··· Information supplied

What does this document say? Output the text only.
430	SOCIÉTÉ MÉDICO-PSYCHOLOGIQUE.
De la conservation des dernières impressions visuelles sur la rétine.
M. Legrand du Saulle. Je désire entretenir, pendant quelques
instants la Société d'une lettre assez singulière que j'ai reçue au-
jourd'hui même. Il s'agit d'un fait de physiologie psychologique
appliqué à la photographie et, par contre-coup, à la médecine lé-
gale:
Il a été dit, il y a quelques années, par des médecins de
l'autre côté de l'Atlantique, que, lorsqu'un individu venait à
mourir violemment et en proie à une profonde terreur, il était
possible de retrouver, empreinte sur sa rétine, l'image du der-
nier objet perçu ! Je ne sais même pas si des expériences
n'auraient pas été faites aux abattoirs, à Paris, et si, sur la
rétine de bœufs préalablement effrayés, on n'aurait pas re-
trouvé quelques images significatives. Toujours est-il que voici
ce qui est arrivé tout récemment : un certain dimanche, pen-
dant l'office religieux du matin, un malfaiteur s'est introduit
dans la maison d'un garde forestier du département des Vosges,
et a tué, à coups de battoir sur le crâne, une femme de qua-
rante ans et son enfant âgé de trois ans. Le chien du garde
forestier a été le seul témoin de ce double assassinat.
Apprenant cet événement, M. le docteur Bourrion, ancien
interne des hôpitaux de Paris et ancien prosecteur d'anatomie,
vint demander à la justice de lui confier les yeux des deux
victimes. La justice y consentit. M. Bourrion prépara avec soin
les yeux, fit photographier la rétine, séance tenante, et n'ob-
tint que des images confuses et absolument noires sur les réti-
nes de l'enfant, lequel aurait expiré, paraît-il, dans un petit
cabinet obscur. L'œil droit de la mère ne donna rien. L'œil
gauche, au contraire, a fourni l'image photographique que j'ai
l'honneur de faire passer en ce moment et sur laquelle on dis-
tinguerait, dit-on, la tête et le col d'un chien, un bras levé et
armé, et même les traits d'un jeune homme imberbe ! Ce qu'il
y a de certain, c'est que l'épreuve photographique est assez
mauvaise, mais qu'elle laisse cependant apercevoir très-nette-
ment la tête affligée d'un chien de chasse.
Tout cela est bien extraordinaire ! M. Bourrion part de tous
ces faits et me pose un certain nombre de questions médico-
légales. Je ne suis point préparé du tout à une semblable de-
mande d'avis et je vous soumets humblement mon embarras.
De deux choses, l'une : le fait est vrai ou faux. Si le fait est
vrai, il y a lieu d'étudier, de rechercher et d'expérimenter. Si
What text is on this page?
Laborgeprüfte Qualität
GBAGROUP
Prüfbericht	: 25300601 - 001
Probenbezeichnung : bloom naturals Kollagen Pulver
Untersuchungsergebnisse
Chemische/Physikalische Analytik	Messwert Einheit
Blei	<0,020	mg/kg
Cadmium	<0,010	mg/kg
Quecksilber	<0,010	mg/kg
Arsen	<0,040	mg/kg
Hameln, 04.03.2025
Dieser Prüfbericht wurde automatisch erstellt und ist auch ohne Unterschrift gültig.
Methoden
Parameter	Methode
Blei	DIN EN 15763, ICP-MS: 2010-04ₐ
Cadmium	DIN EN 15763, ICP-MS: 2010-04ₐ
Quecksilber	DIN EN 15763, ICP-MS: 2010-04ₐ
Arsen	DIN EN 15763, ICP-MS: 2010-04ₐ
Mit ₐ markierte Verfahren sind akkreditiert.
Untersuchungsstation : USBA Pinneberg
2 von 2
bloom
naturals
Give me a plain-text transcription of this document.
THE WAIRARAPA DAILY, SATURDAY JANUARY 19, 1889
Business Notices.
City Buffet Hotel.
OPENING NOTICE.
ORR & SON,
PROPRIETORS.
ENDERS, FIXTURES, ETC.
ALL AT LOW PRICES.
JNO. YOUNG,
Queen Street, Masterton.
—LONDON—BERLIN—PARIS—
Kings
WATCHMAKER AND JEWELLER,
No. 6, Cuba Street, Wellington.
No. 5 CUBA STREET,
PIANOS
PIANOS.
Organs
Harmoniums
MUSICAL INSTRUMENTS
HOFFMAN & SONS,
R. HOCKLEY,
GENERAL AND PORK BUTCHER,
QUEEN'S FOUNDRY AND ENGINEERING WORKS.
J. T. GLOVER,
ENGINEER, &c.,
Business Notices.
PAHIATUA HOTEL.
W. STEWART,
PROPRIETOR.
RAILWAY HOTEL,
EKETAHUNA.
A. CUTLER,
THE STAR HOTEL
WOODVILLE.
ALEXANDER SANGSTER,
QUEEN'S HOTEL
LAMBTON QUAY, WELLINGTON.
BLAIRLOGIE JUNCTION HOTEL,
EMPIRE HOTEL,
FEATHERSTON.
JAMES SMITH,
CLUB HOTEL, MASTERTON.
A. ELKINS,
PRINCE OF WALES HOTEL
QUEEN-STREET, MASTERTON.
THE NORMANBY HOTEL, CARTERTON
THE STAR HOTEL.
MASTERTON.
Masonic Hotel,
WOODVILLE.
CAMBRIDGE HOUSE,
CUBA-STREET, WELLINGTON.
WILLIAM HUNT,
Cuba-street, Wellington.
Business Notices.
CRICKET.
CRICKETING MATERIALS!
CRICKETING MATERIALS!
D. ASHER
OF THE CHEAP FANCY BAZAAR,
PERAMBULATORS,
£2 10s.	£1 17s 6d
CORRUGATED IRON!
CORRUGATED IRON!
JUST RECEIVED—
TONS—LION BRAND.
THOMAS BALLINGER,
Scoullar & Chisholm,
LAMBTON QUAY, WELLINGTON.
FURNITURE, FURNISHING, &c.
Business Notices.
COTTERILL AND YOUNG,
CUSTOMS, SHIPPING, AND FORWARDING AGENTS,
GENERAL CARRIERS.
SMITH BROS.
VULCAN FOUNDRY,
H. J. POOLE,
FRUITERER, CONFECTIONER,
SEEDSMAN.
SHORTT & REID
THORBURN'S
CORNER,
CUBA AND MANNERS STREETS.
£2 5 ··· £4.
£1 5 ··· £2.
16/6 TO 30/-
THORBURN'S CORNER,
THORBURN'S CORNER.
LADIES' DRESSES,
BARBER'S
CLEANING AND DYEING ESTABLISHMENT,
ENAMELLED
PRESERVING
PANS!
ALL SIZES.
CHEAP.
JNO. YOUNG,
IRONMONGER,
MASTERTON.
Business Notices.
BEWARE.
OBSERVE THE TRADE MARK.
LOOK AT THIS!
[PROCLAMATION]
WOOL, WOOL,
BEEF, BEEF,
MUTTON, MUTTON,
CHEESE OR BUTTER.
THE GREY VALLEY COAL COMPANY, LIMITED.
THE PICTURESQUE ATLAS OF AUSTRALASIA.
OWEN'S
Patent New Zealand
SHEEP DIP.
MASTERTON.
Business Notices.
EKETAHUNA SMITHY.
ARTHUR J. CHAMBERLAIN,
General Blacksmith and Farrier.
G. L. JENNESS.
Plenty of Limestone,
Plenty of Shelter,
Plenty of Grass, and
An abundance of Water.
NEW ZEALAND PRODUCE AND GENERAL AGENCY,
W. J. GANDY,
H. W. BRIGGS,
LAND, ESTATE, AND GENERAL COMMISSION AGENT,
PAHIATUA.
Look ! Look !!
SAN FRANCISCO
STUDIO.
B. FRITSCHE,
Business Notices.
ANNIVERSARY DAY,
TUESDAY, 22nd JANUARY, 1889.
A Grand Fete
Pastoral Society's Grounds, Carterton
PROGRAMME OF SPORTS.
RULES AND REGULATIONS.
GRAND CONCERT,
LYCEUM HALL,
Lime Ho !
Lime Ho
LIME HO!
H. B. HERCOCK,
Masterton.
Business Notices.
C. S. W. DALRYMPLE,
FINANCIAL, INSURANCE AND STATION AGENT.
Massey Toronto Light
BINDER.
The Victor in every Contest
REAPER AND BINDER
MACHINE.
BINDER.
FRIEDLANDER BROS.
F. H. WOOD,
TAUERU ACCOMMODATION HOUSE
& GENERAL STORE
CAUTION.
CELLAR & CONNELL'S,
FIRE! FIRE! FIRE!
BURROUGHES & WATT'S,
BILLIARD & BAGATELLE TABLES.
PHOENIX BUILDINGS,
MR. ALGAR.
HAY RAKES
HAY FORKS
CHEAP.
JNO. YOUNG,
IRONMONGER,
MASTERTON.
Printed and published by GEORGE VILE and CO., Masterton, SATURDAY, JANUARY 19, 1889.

······

- _Stated exercise_
How many of the lines in the listing above hold the word "FOUNDRY"? Report only that figure.

- _The output_
2